*** Quoted passage Section Begins ***
Before planting a vital edible landscape, Patton advises, one must have an adequate supply of organic compost. "Good compost contains all the essential nutrients that a plant needs without the addition of chemical fertilizers, which can overstimulate the plant," Patton explains, "and burn out the microlife of the soil."

In the warmer months, Patton grows purple, pink and white cosmos between vegetables, along with marigolds and zinnias.

"An edible landscape," Patton explains, "needs flowers to help attract pollinating insects for flowering plants such as zucchini, crook neck squash, tomatoes, etc." Growing diverse vegetables, flowers and herbs also aids in insect control by establishing a habitat for beneficial insects.

When designing an edible landscape, Patton takes special care to group shade-loving plants such as celery, parsley, lettuce and beets near each other. Likewise, sun worshipers such as peppers, tomatoes, eggplants, Swiss chard, radishes and carrots get planted together in their own special zone.

On the subject of watering, Patton is precise. "Plants like to be watered deeply," he says. "And never water the leaves--this is usually bad for the plant." Although Patton installs drip systems and mini-misters in the gardens he designs, because of water-rationing, Patton recommends mulching with water conservers such as peat moss and newspapers. He says grass clippings, which normally end up in the landfill, can also be recycled into water-saving mulch.

"Gardeners should mulch when they sow a seed bed," Patton says, "or when a seedling has attained the height of approximately two to four inches. To mulch seed beds, put down one-eighth to one-quarter inch of mulch to keep the soil from crusting. Before mulching, dig a small water-catching basin about four to six inches in diameter and half- to one-inch deep around each seedling. This will maximize the plant's water usage. The entire planted area should be thoroughly watered before mulching. And make certain that the proper thickness of mulch is maintained for its highest water-conserving value."

To mulch with recycled grass clippings, Patton says, "Spread the grass out on the lawn and allow it to dry for one day. Then it's ready to be gathered and used. Put the mulch no closer than two inches from the actual seedling; this will protect the plant against chewing insects. To maintain the mulch, check to see that the thickness is always at least one to two inches. A mulch generally needs to be reapplied once in a season. If you mulch in the beginning of March, mulch again in July or August in the peak of summer's heat."
*** Quoted passage Section Ends ***
*** Listed entries Section Begins ***
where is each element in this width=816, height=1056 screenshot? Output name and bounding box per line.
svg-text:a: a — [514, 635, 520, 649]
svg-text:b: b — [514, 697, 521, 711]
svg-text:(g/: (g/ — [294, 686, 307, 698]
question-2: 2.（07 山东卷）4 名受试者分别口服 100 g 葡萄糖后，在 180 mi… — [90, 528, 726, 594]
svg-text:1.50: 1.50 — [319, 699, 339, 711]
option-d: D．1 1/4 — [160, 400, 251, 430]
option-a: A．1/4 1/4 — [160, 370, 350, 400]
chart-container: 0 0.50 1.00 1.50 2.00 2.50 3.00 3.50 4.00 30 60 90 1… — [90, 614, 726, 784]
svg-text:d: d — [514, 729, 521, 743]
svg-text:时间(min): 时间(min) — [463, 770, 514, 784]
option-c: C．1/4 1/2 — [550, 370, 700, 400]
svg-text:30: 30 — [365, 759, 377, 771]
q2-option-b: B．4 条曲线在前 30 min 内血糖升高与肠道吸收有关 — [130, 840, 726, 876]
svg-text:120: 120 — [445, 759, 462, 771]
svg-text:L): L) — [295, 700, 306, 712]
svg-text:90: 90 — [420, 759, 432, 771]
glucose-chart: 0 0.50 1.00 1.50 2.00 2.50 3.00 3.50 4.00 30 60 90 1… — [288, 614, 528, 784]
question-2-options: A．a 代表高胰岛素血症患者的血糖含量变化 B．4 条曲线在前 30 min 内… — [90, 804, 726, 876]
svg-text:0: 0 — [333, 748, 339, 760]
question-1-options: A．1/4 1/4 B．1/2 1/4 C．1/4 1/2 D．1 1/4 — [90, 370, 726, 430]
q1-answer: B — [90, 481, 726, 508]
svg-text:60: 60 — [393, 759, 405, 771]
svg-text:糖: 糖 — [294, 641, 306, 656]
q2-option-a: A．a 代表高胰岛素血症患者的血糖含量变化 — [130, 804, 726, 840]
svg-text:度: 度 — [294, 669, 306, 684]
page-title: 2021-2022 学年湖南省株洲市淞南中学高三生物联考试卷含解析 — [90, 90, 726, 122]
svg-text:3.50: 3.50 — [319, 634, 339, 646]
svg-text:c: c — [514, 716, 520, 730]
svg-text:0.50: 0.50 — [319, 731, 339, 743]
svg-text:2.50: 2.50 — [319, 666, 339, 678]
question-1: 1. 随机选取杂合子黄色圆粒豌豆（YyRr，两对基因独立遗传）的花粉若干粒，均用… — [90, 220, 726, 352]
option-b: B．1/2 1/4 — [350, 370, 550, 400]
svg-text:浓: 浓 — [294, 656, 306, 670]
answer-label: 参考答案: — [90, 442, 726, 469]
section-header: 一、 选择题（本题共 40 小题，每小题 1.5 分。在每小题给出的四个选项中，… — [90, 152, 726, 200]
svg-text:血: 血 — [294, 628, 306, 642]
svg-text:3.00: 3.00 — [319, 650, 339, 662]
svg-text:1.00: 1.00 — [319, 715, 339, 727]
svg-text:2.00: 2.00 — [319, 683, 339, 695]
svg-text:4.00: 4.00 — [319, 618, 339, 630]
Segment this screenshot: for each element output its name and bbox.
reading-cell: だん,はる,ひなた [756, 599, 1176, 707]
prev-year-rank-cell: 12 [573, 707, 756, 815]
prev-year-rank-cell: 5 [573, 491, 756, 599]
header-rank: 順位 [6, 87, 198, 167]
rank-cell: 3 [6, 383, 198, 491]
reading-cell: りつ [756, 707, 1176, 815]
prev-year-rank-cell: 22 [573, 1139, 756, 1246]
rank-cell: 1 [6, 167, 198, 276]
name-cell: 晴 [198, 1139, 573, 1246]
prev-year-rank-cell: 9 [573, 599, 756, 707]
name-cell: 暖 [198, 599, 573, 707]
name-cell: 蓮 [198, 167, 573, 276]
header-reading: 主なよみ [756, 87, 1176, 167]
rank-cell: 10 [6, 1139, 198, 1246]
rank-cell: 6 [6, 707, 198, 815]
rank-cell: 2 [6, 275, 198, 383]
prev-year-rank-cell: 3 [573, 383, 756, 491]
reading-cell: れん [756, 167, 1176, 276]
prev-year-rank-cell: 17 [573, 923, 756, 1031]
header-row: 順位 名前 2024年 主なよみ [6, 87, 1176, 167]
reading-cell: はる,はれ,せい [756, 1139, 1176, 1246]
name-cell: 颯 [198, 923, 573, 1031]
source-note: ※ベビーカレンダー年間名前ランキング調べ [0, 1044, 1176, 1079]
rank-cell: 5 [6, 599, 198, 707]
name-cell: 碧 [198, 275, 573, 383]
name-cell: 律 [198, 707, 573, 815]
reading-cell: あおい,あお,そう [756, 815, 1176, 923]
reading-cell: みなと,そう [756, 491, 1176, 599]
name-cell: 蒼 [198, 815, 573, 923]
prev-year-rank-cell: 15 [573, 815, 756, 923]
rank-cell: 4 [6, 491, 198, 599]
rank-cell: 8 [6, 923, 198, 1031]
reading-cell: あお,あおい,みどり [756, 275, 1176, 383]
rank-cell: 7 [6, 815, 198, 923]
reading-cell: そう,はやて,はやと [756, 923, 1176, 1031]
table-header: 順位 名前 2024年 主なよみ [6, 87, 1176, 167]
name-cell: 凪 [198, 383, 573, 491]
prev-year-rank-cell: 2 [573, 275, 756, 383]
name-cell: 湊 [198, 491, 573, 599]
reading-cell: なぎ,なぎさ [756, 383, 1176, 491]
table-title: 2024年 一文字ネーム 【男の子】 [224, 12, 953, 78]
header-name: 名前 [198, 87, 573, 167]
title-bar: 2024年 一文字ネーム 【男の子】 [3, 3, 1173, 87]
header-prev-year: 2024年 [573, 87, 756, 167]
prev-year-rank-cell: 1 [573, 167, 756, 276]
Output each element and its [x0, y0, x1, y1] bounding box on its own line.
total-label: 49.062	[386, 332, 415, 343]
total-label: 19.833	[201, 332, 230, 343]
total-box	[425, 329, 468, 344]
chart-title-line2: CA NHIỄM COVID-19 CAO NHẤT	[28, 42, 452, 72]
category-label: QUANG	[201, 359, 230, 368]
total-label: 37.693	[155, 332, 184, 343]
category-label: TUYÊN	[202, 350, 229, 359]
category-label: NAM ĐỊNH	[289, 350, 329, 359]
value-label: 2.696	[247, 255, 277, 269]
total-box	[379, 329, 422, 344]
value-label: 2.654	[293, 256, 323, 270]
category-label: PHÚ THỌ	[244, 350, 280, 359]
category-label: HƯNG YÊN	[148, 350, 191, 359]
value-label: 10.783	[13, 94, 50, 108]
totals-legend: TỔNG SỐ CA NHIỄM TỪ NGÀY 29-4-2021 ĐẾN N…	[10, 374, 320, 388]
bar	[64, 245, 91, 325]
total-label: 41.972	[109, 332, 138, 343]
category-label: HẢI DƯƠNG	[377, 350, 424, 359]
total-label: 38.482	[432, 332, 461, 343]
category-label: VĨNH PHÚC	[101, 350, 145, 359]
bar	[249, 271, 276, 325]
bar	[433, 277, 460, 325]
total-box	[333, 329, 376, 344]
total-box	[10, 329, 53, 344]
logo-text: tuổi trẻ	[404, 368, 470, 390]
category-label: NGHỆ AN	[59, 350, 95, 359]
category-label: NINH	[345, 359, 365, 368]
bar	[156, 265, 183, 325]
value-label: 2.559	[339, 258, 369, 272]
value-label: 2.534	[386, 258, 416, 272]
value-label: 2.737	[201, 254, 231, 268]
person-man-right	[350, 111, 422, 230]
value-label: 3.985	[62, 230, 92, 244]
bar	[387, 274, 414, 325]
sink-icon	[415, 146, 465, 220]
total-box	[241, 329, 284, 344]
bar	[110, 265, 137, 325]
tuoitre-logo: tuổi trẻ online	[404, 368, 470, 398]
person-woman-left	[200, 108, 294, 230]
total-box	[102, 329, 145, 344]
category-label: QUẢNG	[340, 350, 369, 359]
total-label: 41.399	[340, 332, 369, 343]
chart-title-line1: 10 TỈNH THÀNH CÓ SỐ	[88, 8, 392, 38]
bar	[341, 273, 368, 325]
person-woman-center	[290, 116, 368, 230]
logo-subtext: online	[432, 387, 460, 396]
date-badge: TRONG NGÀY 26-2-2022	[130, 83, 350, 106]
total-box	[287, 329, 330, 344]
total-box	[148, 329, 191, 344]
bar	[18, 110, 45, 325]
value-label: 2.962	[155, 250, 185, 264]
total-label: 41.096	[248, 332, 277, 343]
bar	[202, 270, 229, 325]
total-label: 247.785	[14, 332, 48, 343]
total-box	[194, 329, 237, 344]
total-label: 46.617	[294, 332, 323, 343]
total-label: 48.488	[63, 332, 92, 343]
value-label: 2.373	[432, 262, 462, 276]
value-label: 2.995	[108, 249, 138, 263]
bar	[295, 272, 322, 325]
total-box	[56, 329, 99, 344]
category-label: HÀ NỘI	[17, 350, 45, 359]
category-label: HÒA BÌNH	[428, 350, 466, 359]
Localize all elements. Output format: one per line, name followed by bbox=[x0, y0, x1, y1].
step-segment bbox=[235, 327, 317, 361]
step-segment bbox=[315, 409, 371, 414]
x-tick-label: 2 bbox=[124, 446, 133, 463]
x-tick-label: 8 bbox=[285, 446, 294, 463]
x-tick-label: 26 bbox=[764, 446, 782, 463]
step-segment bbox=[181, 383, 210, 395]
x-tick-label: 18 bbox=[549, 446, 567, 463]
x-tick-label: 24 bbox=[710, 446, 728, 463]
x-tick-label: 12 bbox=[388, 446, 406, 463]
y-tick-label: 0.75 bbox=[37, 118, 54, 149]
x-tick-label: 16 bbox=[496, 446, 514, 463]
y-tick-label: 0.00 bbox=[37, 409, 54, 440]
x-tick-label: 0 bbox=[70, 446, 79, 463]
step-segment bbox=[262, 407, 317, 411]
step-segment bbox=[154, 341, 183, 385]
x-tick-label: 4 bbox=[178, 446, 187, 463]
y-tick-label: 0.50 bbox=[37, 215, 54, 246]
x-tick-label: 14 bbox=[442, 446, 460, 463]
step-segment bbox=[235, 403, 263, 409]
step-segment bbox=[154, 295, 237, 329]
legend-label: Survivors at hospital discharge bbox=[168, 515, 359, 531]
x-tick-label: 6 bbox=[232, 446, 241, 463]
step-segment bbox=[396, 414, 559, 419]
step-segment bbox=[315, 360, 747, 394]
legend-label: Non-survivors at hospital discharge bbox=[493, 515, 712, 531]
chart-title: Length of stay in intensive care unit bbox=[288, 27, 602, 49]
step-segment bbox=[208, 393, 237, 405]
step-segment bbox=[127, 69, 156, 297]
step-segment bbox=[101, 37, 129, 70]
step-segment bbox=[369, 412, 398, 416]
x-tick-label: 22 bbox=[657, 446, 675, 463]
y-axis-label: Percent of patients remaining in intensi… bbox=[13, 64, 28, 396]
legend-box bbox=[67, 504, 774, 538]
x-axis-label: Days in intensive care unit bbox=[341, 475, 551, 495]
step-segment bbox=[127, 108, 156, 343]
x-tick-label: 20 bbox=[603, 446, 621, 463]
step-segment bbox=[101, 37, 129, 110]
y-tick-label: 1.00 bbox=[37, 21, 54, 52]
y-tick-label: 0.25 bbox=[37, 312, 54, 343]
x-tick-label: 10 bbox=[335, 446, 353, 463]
*** Listed entries Section Ends ***
Problems to work on:
1. Answer these questions from the passage on edible landscaping:
(a) Which flowers does Patton grow between vegetables in the warmer months?
(b) What diameter should the water-catching basin around each seedling be?
(c) How long should grass clippings dry on the lawn before they are gathered for mulch?
2. Go on with the passage on edible landscaping, picking up after its final sentence.
None of this material is needed.

Replies:
1.
(a) Purple, pink and white cosmos, along with marigolds and zinnias.
(b) About four to six inches.
(c) One day.

2.
To mulch with newspapers, "which is a great recycling move," Patton observes, "take 10 sheets worth of paper and lay them down so that they overlap a few inches in a shingle pattern. These should be two inches away from the stem of the plants. To keep them from blowing away, wet them thoroughly and place a little earth over them. They will not need to be moistened with water again. Check newspapers periodically to see if earthworms or other creatures have eaten quite a bit. If they have, additional layers may be needed."

For mulching with peat moss, Patton offers the following advice: "Since peat moss retains high amounts of moisture, it only needs to be applied in a thickness of one-half to one inch. If earth appears to be peeking through peat moss, then spot apply more as needed."

Patton points out that many drought-tolerant, heirloom vegetable varieties are not sold in standard store seed racks. "People interested in getting maximum nutritional value and return on their seed investment should avoid hybrid seeds," he says, "and instead buy heirloom seeds or traditional seeds such as Hopi blue or pink corn.

"Heirlooms and traditionals offer strong genetics, drought tolerance and long-term yields," he adds, "whereas hybrid varieties are weaker, crave water and generally put out a burst of growth in a short period of time."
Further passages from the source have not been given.